RECORD EXCERPTS ->
= = =

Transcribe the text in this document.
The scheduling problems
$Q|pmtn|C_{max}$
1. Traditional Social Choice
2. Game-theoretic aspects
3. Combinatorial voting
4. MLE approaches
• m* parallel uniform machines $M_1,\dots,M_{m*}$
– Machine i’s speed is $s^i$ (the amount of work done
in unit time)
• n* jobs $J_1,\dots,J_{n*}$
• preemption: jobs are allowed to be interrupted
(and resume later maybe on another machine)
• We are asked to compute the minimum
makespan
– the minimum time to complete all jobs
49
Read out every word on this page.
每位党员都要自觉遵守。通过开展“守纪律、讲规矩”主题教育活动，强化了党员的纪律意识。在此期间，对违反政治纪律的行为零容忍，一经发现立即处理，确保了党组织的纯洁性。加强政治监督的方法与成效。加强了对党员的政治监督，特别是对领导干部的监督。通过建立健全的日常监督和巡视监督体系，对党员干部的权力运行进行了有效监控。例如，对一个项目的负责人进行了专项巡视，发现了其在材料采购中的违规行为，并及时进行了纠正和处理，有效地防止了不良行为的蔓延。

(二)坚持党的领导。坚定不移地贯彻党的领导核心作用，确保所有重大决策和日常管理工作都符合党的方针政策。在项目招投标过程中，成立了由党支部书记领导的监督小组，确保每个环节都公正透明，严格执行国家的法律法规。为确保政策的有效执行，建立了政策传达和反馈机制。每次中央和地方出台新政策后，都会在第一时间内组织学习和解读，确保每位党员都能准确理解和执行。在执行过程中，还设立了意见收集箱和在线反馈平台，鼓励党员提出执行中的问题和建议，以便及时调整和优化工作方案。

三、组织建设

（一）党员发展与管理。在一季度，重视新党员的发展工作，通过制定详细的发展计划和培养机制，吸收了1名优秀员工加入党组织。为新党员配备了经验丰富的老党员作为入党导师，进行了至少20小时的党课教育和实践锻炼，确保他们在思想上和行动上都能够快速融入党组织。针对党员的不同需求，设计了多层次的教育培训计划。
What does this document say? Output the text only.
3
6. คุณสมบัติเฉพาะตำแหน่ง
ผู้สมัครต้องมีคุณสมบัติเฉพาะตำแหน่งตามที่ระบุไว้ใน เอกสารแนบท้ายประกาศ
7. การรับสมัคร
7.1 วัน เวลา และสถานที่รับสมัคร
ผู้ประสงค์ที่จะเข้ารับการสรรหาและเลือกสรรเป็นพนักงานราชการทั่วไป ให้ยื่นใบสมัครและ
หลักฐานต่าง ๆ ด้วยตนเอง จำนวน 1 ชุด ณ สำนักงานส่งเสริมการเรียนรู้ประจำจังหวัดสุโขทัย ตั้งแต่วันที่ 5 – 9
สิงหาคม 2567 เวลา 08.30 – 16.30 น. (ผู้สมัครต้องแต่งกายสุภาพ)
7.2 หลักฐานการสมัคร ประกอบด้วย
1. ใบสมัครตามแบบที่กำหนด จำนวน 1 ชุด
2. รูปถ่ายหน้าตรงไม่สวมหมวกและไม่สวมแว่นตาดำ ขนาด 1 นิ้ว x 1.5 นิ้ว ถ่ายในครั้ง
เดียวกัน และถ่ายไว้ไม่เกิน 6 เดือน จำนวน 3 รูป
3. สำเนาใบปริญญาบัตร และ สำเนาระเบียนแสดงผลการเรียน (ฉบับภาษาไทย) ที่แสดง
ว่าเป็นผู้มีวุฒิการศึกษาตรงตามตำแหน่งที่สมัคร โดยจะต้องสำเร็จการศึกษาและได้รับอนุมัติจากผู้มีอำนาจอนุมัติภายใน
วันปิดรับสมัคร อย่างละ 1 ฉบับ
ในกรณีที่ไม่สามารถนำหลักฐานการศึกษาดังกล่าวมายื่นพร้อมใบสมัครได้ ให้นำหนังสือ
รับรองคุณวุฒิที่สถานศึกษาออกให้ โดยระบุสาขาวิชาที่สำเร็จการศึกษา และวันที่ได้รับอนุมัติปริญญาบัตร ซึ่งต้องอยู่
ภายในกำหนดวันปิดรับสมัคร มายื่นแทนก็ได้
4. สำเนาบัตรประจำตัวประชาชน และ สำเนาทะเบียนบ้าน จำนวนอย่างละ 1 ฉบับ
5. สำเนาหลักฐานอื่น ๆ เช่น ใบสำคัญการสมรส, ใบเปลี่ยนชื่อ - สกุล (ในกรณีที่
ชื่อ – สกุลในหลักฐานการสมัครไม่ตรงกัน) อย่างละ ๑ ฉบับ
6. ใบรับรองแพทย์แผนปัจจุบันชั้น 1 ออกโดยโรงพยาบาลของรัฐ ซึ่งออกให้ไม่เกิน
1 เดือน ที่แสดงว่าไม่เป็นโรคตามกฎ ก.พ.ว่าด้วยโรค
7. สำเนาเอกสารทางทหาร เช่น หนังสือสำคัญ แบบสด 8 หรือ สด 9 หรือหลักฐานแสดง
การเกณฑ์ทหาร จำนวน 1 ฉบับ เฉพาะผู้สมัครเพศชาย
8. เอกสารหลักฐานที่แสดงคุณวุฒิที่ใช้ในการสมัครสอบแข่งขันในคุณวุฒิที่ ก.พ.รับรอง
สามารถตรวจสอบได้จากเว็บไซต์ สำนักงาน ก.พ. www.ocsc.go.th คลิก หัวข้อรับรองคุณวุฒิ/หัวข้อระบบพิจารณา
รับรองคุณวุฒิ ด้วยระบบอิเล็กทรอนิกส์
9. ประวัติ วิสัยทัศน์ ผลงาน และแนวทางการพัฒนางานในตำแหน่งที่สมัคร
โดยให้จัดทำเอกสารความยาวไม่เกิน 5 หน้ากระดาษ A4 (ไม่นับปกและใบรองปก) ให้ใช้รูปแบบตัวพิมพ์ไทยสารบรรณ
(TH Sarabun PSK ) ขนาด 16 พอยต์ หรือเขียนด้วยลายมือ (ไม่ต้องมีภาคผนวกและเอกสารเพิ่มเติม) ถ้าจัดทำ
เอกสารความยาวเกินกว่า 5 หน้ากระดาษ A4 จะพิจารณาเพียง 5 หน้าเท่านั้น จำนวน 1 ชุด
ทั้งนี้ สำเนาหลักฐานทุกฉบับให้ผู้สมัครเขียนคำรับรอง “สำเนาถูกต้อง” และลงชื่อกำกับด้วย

= = =

WHAT IS ASKED -> Retype every entry above, word for word.

EXERCISE OUTPUT ->
Transcribe the text in this document.
The scheduling problems
$Q|pmtn|C_{max}$
1. Traditional Social Choice
2. Game-theoretic aspects
3. Combinatorial voting
4. MLE approaches
• m* parallel uniform machines $M_1,\dots,M_{m*}$
– Machine i’s speed is $s^i$ (the amount of work done
in unit time)
• n* jobs $J_1,\dots,J_{n*}$
• preemption: jobs are allowed to be interrupted
(and resume later maybe on another machine)
• We are asked to compute the minimum
makespan
– the minimum time to complete all jobs
49
Read out every word on this page.
每位党员都要自觉遵守。通过开展“守纪律、讲规矩”主题教育活动，强化了党员的纪律意识。在此期间，对违反政治纪律的行为零容忍，一经发现立即处理，确保了党组织的纯洁性。加强政治监督的方法与成效。加强了对党员的政治监督，特别是对领导干部的监督。通过建立健全的日常监督和巡视监督体系，对党员干部的权力运行进行了有效监控。例如，对一个项目的负责人进行了专项巡视，发现了其在材料采购中的违规行为，并及时进行了纠正和处理，有效地防止了不良行为的蔓延。

(二)坚持党的领导。坚定不移地贯彻党的领导核心作用，确保所有重大决策和日常管理工作都符合党的方针政策。在项目招投标过程中，成立了由党支部书记领导的监督小组，确保每个环节都公正透明，严格执行国家的法律法规。为确保政策的有效执行，建立了政策传达和反馈机制。每次中央和地方出台新政策后，都会在第一时间内组织学习和解读，确保每位党员都能准确理解和执行。在执行过程中，还设立了意见收集箱和在线反馈平台，鼓励党员提出执行中的问题和建议，以便及时调整和优化工作方案。

三、组织建设

（一）党员发展与管理。在一季度，重视新党员的发展工作，通过制定详细的发展计划和培养机制，吸收了1名优秀员工加入党组织。为新党员配备了经验丰富的老党员作为入党导师，进行了至少20小时的党课教育和实践锻炼，确保他们在思想上和行动上都能够快速融入党组织。针对党员的不同需求，设计了多层次的教育培训计划。
What does this document say? Output the text only.
3
6. คุณสมบัติเฉพาะตำแหน่ง
ผู้สมัครต้องมีคุณสมบัติเฉพาะตำแหน่งตามที่ระบุไว้ใน เอกสารแนบท้ายประกาศ
7. การรับสมัคร
7.1 วัน เวลา และสถานที่รับสมัคร
ผู้ประสงค์ที่จะเข้ารับการสรรหาและเลือกสรรเป็นพนักงานราชการทั่วไป ให้ยื่นใบสมัครและ
หลักฐานต่าง ๆ ด้วยตนเอง จำนวน 1 ชุด ณ สำนักงานส่งเสริมการเรียนรู้ประจำจังหวัดสุโขทัย ตั้งแต่วันที่ 5 – 9
สิงหาคม 2567 เวลา 08.30 – 16.30 น. (ผู้สมัครต้องแต่งกายสุภาพ)
7.2 หลักฐานการสมัคร ประกอบด้วย
1. ใบสมัครตามแบบที่กำหนด จำนวน 1 ชุด
2. รูปถ่ายหน้าตรงไม่สวมหมวกและไม่สวมแว่นตาดำ ขนาด 1 นิ้ว x 1.5 นิ้ว ถ่ายในครั้ง
เดียวกัน และถ่ายไว้ไม่เกิน 6 เดือน จำนวน 3 รูป
3. สำเนาใบปริญญาบัตร และ สำเนาระเบียนแสดงผลการเรียน (ฉบับภาษาไทย) ที่แสดง
ว่าเป็นผู้มีวุฒิการศึกษาตรงตามตำแหน่งที่สมัคร โดยจะต้องสำเร็จการศึกษาและได้รับอนุมัติจากผู้มีอำนาจอนุมัติภายใน
วันปิดรับสมัคร อย่างละ 1 ฉบับ
ในกรณีที่ไม่สามารถนำหลักฐานการศึกษาดังกล่าวมายื่นพร้อมใบสมัครได้ ให้นำหนังสือ
รับรองคุณวุฒิที่สถานศึกษาออกให้ โดยระบุสาขาวิชาที่สำเร็จการศึกษา และวันที่ได้รับอนุมัติปริญญาบัตร ซึ่งต้องอยู่
ภายในกำหนดวันปิดรับสมัคร มายื่นแทนก็ได้
4. สำเนาบัตรประจำตัวประชาชน และ สำเนาทะเบียนบ้าน จำนวนอย่างละ 1 ฉบับ
5. สำเนาหลักฐานอื่น ๆ เช่น ใบสำคัญการสมรส, ใบเปลี่ยนชื่อ - สกุล (ในกรณีที่
ชื่อ – สกุลในหลักฐานการสมัครไม่ตรงกัน) อย่างละ ๑ ฉบับ
6. ใบรับรองแพทย์แผนปัจจุบันชั้น 1 ออกโดยโรงพยาบาลของรัฐ ซึ่งออกให้ไม่เกิน
1 เดือน ที่แสดงว่าไม่เป็นโรคตามกฎ ก.พ.ว่าด้วยโรค
7. สำเนาเอกสารทางทหาร เช่น หนังสือสำคัญ แบบสด 8 หรือ สด 9 หรือหลักฐานแสดง
การเกณฑ์ทหาร จำนวน 1 ฉบับ เฉพาะผู้สมัครเพศชาย
8. เอกสารหลักฐานที่แสดงคุณวุฒิที่ใช้ในการสมัครสอบแข่งขันในคุณวุฒิที่ ก.พ.รับรอง
สามารถตรวจสอบได้จากเว็บไซต์ สำนักงาน ก.พ. www.ocsc.go.th คลิก หัวข้อรับรองคุณวุฒิ/หัวข้อระบบพิจารณา
รับรองคุณวุฒิ ด้วยระบบอิเล็กทรอนิกส์
9. ประวัติ วิสัยทัศน์ ผลงาน และแนวทางการพัฒนางานในตำแหน่งที่สมัคร
โดยให้จัดทำเอกสารความยาวไม่เกิน 5 หน้ากระดาษ A4 (ไม่นับปกและใบรองปก) ให้ใช้รูปแบบตัวพิมพ์ไทยสารบรรณ
(TH Sarabun PSK ) ขนาด 16 พอยต์ หรือเขียนด้วยลายมือ (ไม่ต้องมีภาคผนวกและเอกสารเพิ่มเติม) ถ้าจัดทำ
เอกสารความยาวเกินกว่า 5 หน้ากระดาษ A4 จะพิจารณาเพียง 5 หน้าเท่านั้น จำนวน 1 ชุด
ทั้งนี้ สำเนาหลักฐานทุกฉบับให้ผู้สมัครเขียนคำรับรอง “สำเนาถูกต้อง” และลงชื่อกำกับด้วย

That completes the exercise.